=== Exercise ===
Set down all of the entries word for word, omitting the images they contain.

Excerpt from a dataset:
^^^^^^^^^^^^^^^^

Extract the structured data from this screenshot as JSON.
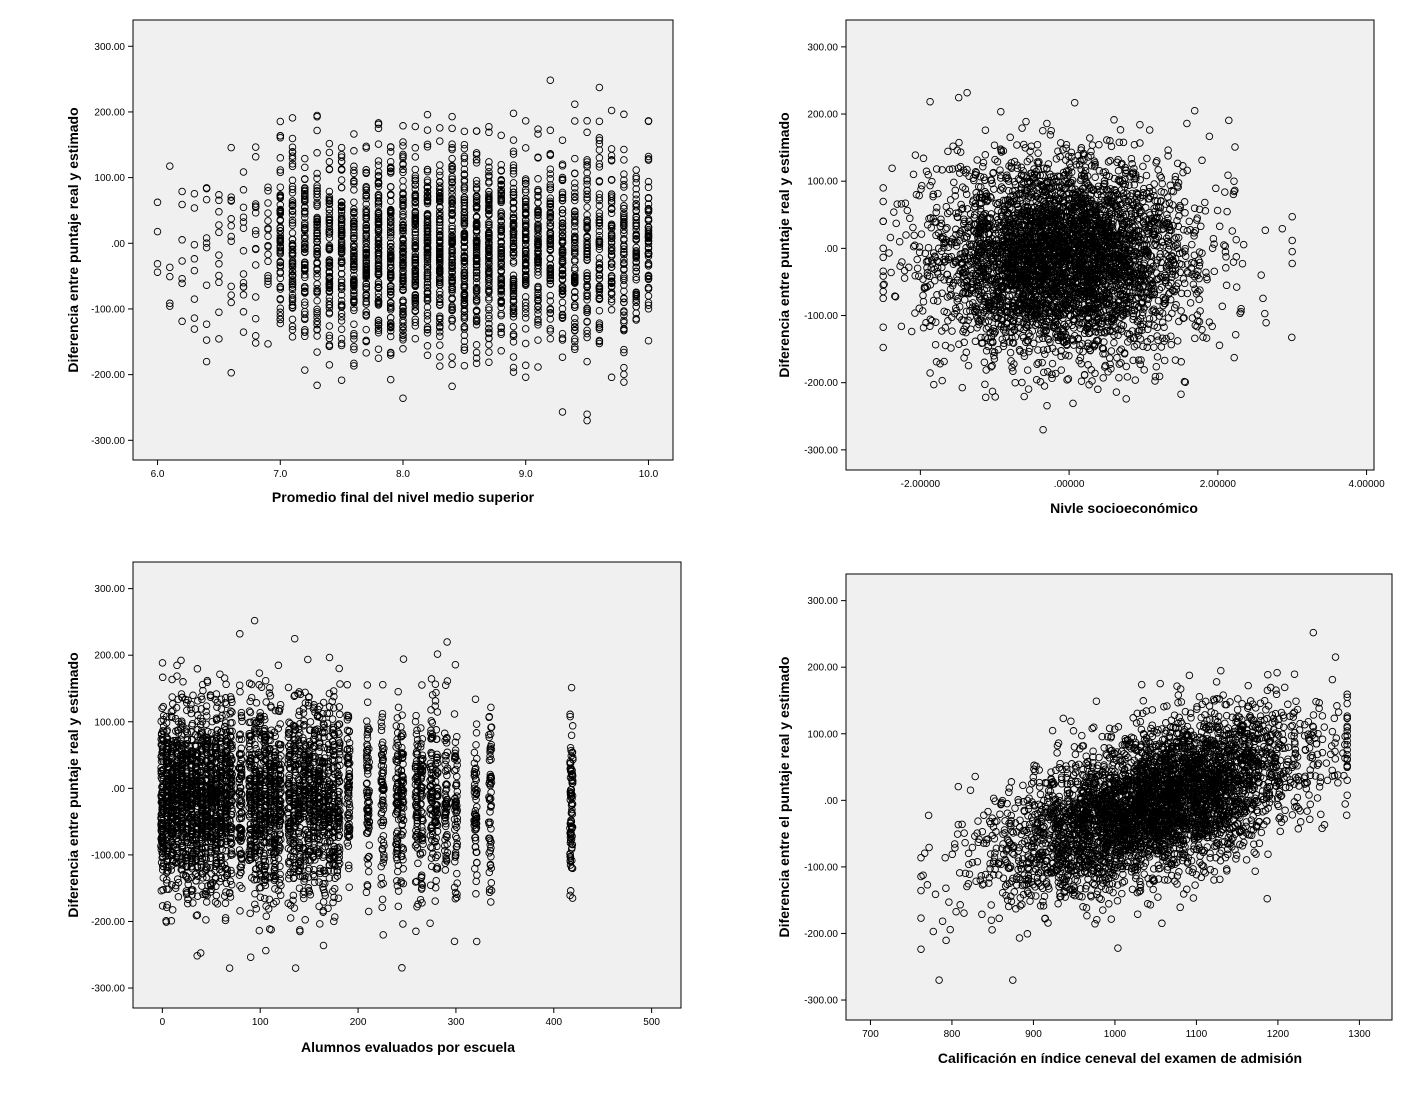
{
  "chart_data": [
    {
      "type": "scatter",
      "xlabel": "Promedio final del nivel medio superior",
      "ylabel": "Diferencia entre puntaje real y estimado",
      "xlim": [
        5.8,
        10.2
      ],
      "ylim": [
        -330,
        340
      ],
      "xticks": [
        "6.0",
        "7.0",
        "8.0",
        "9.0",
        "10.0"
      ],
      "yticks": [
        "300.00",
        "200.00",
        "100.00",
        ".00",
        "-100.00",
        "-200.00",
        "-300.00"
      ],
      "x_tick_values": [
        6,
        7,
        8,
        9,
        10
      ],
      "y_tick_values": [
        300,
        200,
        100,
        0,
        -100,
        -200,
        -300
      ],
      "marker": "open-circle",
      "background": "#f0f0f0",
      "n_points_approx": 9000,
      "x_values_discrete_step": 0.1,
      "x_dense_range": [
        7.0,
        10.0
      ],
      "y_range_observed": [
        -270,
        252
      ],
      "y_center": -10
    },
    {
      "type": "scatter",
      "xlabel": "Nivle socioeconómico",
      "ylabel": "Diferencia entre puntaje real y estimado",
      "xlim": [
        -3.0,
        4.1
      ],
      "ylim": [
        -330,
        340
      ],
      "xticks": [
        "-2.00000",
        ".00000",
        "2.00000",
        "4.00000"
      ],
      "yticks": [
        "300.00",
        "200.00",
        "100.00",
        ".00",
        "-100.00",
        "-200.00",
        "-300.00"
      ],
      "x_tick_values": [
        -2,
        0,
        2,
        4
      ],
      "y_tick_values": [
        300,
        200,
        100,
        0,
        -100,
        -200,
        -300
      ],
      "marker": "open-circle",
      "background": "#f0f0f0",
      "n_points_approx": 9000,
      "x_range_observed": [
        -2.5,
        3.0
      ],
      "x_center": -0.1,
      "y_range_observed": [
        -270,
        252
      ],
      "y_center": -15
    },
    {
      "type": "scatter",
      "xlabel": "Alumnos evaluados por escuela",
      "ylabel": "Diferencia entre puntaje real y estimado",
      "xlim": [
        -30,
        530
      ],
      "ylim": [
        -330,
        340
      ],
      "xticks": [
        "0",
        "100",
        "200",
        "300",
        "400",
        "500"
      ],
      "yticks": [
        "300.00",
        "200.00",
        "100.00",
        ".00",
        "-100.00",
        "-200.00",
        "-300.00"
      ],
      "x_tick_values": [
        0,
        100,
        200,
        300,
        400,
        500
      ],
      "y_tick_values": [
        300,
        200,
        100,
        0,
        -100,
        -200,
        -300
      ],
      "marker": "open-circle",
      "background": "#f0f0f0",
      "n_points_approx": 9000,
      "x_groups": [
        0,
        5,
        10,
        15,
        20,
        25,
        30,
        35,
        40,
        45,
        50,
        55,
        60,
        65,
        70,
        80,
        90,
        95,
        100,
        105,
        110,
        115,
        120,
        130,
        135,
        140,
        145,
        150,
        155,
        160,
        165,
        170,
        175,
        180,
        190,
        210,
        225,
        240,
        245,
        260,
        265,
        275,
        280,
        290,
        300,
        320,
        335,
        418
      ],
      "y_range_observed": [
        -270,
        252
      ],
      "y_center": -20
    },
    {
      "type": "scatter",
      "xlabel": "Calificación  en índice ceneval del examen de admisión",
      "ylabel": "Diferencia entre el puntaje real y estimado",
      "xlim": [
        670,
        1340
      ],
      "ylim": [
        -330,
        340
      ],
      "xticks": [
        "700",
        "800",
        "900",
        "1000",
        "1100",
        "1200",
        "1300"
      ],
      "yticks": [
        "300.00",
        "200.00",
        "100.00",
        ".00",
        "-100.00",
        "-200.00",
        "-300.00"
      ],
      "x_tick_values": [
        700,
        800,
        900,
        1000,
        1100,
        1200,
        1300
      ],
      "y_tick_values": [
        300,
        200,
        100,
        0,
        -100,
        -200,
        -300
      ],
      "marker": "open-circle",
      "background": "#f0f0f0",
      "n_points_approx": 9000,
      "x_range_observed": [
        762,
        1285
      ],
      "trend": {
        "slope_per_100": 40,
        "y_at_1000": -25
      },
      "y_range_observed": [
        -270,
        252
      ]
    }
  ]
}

^^^^^^^^^^^^^^^^

=== Finished task ===
Extract the structured data from this screenshot as JSON.
{
  "chart_data": [
    {
      "type": "scatter",
      "xlabel": "Promedio final del nivel medio superior",
      "ylabel": "Diferencia entre puntaje real y estimado",
      "xlim": [
        5.8,
        10.2
      ],
      "ylim": [
        -330,
        340
      ],
      "xticks": [
        "6.0",
        "7.0",
        "8.0",
        "9.0",
        "10.0"
      ],
      "yticks": [
        "300.00",
        "200.00",
        "100.00",
        ".00",
        "-100.00",
        "-200.00",
        "-300.00"
      ],
      "x_tick_values": [
        6,
        7,
        8,
        9,
        10
      ],
      "y_tick_values": [
        300,
        200,
        100,
        0,
        -100,
        -200,
        -300
      ],
      "marker": "open-circle",
      "background": "#f0f0f0",
      "n_points_approx": 9000,
      "x_values_discrete_step": 0.1,
      "x_dense_range": [
        7.0,
        10.0
      ],
      "y_range_observed": [
        -270,
        252
      ],
      "y_center": -10
    },
    {
      "type": "scatter",
      "xlabel": "Nivle socioeconómico",
      "ylabel": "Diferencia entre puntaje real y estimado",
      "xlim": [
        -3.0,
        4.1
      ],
      "ylim": [
        -330,
        340
      ],
      "xticks": [
        "-2.00000",
        ".00000",
        "2.00000",
        "4.00000"
      ],
      "yticks": [
        "300.00",
        "200.00",
        "100.00",
        ".00",
        "-100.00",
        "-200.00",
        "-300.00"
      ],
      "x_tick_values": [
        -2,
        0,
        2,
        4
      ],
      "y_tick_values": [
        300,
        200,
        100,
        0,
        -100,
        -200,
        -300
      ],
      "marker": "open-circle",
      "background": "#f0f0f0",
      "n_points_approx": 9000,
      "x_range_observed": [
        -2.5,
        3.0
      ],
      "x_center": -0.1,
      "y_range_observed": [
        -270,
        252
      ],
      "y_center": -15
    },
    {
      "type": "scatter",
      "xlabel": "Alumnos evaluados por escuela",
      "ylabel": "Diferencia entre puntaje real y estimado",
      "xlim": [
        -30,
        530
      ],
      "ylim": [
        -330,
        340
      ],
      "xticks": [
        "0",
        "100",
        "200",
        "300",
        "400",
        "500"
      ],
      "yticks": [
        "300.00",
        "200.00",
        "100.00",
        ".00",
        "-100.00",
        "-200.00",
        "-300.00"
      ],
      "x_tick_values": [
        0,
        100,
        200,
        300,
        400,
        500
      ],
      "y_tick_values": [
        300,
        200,
        100,
        0,
        -100,
        -200,
        -300
      ],
      "marker": "open-circle",
      "background": "#f0f0f0",
      "n_points_approx": 9000,
      "x_groups": [
        0,
        5,
        10,
        15,
        20,
        25,
        30,
        35,
        40,
        45,
        50,
        55,
        60,
        65,
        70,
        80,
        90,
        95,
        100,
        105,
        110,
        115,
        120,
        130,
        135,
        140,
        145,
        150,
        155,
        160,
        165,
        170,
        175,
        180,
        190,
        210,
        225,
        240,
        245,
        260,
        265,
        275,
        280,
        290,
        300,
        320,
        335,
        418
      ],
      "y_range_observed": [
        -270,
        252
      ],
      "y_center": -20
    },
    {
      "type": "scatter",
      "xlabel": "Calificación  en índice ceneval del examen de admisión",
      "ylabel": "Diferencia entre el puntaje real y estimado",
      "xlim": [
        670,
        1340
      ],
      "ylim": [
        -330,
        340
      ],
      "xticks": [
        "700",
        "800",
        "900",
        "1000",
        "1100",
        "1200",
        "1300"
      ],
      "yticks": [
        "300.00",
        "200.00",
        "100.00",
        ".00",
        "-100.00",
        "-200.00",
        "-300.00"
      ],
      "x_tick_values": [
        700,
        800,
        900,
        1000,
        1100,
        1200,
        1300
      ],
      "y_tick_values": [
        300,
        200,
        100,
        0,
        -100,
        -200,
        -300
      ],
      "marker": "open-circle",
      "background": "#f0f0f0",
      "n_points_approx": 9000,
      "x_range_observed": [
        762,
        1285
      ],
      "trend": {
        "slope_per_100": 40,
        "y_at_1000": -25
      },
      "y_range_observed": [
        -270,
        252
      ]
    }
  ]
}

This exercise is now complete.